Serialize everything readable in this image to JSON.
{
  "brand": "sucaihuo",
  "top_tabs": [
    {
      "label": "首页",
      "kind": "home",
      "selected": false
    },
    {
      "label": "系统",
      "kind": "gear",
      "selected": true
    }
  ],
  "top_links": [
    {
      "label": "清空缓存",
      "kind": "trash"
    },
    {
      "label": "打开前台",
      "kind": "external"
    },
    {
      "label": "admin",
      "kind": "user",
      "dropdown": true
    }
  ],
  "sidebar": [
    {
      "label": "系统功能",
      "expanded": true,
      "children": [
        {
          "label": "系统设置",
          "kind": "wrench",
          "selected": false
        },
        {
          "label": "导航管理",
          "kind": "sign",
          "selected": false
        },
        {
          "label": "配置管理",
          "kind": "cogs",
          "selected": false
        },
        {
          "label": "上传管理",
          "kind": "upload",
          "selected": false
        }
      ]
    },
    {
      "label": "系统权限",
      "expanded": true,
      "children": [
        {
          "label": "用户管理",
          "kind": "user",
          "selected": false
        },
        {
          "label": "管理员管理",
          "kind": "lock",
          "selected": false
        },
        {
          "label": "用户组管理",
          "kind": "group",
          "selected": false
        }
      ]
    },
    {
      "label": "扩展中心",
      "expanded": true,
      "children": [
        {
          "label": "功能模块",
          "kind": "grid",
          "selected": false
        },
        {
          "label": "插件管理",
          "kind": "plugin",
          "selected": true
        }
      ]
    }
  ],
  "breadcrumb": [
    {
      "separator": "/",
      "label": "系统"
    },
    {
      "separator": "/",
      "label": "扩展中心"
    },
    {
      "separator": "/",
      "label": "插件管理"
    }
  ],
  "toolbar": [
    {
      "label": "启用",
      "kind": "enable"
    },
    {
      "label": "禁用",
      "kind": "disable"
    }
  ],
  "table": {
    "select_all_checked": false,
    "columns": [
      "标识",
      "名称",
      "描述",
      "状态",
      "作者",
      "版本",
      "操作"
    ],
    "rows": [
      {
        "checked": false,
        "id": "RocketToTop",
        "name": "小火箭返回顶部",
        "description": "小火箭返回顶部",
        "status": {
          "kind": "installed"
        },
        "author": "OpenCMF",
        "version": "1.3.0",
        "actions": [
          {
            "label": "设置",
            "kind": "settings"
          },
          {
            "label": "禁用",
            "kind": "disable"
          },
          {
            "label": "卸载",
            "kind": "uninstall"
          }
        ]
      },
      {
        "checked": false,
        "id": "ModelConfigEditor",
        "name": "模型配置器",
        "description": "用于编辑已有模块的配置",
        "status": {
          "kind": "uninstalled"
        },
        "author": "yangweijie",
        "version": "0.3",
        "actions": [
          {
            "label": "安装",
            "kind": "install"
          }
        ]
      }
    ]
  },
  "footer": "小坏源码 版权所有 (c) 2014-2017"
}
★ ★ ★ ★ ★ ★ ★
■ **Given request**:
From the records above, please extract every line and repeat it exactly.

■ **Solution to the problem**:
Serialize everything readable in this image to JSON.
{
  "brand": "sucaihuo",
  "top_tabs": [
    {
      "label": "首页",
      "kind": "home",
      "selected": false
    },
    {
      "label": "系统",
      "kind": "gear",
      "selected": true
    }
  ],
  "top_links": [
    {
      "label": "清空缓存",
      "kind": "trash"
    },
    {
      "label": "打开前台",
      "kind": "external"
    },
    {
      "label": "admin",
      "kind": "user",
      "dropdown": true
    }
  ],
  "sidebar": [
    {
      "label": "系统功能",
      "expanded": true,
      "children": [
        {
          "label": "系统设置",
          "kind": "wrench",
          "selected": false
        },
        {
          "label": "导航管理",
          "kind": "sign",
          "selected": false
        },
        {
          "label": "配置管理",
          "kind": "cogs",
          "selected": false
        },
        {
          "label": "上传管理",
          "kind": "upload",
          "selected": false
        }
      ]
    },
    {
      "label": "系统权限",
      "expanded": true,
      "children": [
        {
          "label": "用户管理",
          "kind": "user",
          "selected": false
        },
        {
          "label": "管理员管理",
          "kind": "lock",
          "selected": false
        },
        {
          "label": "用户组管理",
          "kind": "group",
          "selected": false
        }
      ]
    },
    {
      "label": "扩展中心",
      "expanded": true,
      "children": [
        {
          "label": "功能模块",
          "kind": "grid",
          "selected": false
        },
        {
          "label": "插件管理",
          "kind": "plugin",
          "selected": true
        }
      ]
    }
  ],
  "breadcrumb": [
    {
      "separator": "/",
      "label": "系统"
    },
    {
      "separator": "/",
      "label": "扩展中心"
    },
    {
      "separator": "/",
      "label": "插件管理"
    }
  ],
  "toolbar": [
    {
      "label": "启用",
      "kind": "enable"
    },
    {
      "label": "禁用",
      "kind": "disable"
    }
  ],
  "table": {
    "select_all_checked": false,
    "columns": [
      "标识",
      "名称",
      "描述",
      "状态",
      "作者",
      "版本",
      "操作"
    ],
    "rows": [
      {
        "checked": false,
        "id": "RocketToTop",
        "name": "小火箭返回顶部",
        "description": "小火箭返回顶部",
        "status": {
          "kind": "installed"
        },
        "author": "OpenCMF",
        "version": "1.3.0",
        "actions": [
          {
            "label": "设置",
            "kind": "settings"
          },
          {
            "label": "禁用",
            "kind": "disable"
          },
          {
            "label": "卸载",
            "kind": "uninstall"
          }
        ]
      },
      {
        "checked": false,
        "id": "ModelConfigEditor",
        "name": "模型配置器",
        "description": "用于编辑已有模块的配置",
        "status": {
          "kind": "uninstalled"
        },
        "author": "yangweijie",
        "version": "0.3",
        "actions": [
          {
            "label": "安装",
            "kind": "install"
          }
        ]
      }
    ]
  },
  "footer": "小坏源码 版权所有 (c) 2014-2017"
}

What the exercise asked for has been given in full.